### Excerpted data
^^^^

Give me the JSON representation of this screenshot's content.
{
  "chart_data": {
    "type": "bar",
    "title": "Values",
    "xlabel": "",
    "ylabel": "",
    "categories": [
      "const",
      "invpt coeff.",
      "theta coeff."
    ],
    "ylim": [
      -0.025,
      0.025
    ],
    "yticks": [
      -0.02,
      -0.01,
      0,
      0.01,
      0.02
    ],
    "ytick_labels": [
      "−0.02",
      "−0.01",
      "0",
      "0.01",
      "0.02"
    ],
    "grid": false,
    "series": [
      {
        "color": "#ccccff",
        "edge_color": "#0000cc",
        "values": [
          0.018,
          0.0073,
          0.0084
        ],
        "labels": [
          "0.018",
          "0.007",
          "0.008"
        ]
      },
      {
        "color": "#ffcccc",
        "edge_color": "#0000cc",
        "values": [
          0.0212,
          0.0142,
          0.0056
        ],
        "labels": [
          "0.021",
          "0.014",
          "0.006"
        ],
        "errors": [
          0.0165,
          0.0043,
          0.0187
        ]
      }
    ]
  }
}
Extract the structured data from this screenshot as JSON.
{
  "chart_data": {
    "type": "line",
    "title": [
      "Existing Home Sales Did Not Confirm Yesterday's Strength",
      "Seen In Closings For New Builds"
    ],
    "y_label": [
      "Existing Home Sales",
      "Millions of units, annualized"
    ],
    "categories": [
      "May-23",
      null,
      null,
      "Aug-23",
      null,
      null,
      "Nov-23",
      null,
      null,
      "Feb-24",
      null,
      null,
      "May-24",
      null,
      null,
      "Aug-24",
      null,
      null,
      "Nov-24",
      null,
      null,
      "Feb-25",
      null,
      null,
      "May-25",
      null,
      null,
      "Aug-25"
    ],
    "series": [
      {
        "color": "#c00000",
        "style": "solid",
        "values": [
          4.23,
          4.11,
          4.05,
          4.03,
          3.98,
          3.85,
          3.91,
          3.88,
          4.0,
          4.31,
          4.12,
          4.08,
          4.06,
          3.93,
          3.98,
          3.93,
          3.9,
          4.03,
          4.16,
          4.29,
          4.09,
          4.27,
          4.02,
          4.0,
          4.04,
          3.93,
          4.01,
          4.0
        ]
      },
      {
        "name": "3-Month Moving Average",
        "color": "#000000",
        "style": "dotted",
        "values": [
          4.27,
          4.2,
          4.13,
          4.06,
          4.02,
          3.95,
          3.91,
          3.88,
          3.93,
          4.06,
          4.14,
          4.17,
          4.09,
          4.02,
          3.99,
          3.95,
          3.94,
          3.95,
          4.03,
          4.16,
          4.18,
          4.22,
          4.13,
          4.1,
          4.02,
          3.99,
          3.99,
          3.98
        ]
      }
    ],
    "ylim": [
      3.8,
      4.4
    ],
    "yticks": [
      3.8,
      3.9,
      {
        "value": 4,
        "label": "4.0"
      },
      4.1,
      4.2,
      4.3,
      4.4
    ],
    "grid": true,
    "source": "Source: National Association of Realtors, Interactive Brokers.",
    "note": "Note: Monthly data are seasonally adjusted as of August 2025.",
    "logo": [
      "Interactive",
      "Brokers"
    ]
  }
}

^^^^

### Prompt
Write out every record, exactly as written.

### Written answer
Give me the JSON representation of this screenshot's content.
{
  "chart_data": {
    "type": "bar",
    "title": "Values",
    "xlabel": "",
    "ylabel": "",
    "categories": [
      "const",
      "invpt coeff.",
      "theta coeff."
    ],
    "ylim": [
      -0.025,
      0.025
    ],
    "yticks": [
      -0.02,
      -0.01,
      0,
      0.01,
      0.02
    ],
    "ytick_labels": [
      "−0.02",
      "−0.01",
      "0",
      "0.01",
      "0.02"
    ],
    "grid": false,
    "series": [
      {
        "color": "#ccccff",
        "edge_color": "#0000cc",
        "values": [
          0.018,
          0.0073,
          0.0084
        ],
        "labels": [
          "0.018",
          "0.007",
          "0.008"
        ]
      },
      {
        "color": "#ffcccc",
        "edge_color": "#0000cc",
        "values": [
          0.0212,
          0.0142,
          0.0056
        ],
        "labels": [
          "0.021",
          "0.014",
          "0.006"
        ],
        "errors": [
          0.0165,
          0.0043,
          0.0187
        ]
      }
    ]
  }
}
Extract the structured data from this screenshot as JSON.
{
  "chart_data": {
    "type": "line",
    "title": [
      "Existing Home Sales Did Not Confirm Yesterday's Strength",
      "Seen In Closings For New Builds"
    ],
    "y_label": [
      "Existing Home Sales",
      "Millions of units, annualized"
    ],
    "categories": [
      "May-23",
      null,
      null,
      "Aug-23",
      null,
      null,
      "Nov-23",
      null,
      null,
      "Feb-24",
      null,
      null,
      "May-24",
      null,
      null,
      "Aug-24",
      null,
      null,
      "Nov-24",
      null,
      null,
      "Feb-25",
      null,
      null,
      "May-25",
      null,
      null,
      "Aug-25"
    ],
    "series": [
      {
        "color": "#c00000",
        "style": "solid",
        "values": [
          4.23,
          4.11,
          4.05,
          4.03,
          3.98,
          3.85,
          3.91,
          3.88,
          4.0,
          4.31,
          4.12,
          4.08,
          4.06,
          3.93,
          3.98,
          3.93,
          3.9,
          4.03,
          4.16,
          4.29,
          4.09,
          4.27,
          4.02,
          4.0,
          4.04,
          3.93,
          4.01,
          4.0
        ]
      },
      {
        "name": "3-Month Moving Average",
        "color": "#000000",
        "style": "dotted",
        "values": [
          4.27,
          4.2,
          4.13,
          4.06,
          4.02,
          3.95,
          3.91,
          3.88,
          3.93,
          4.06,
          4.14,
          4.17,
          4.09,
          4.02,
          3.99,
          3.95,
          3.94,
          3.95,
          4.03,
          4.16,
          4.18,
          4.22,
          4.13,
          4.1,
          4.02,
          3.99,
          3.99,
          3.98
        ]
      }
    ],
    "ylim": [
      3.8,
      4.4
    ],
    "yticks": [
      3.8,
      3.9,
      {
        "value": 4,
        "label": "4.0"
      },
      4.1,
      4.2,
      4.3,
      4.4
    ],
    "grid": true,
    "source": "Source: National Association of Realtors, Interactive Brokers.",
    "note": "Note: Monthly data are seasonally adjusted as of August 2025.",
    "logo": [
      "Interactive",
      "Brokers"
    ]
  }
}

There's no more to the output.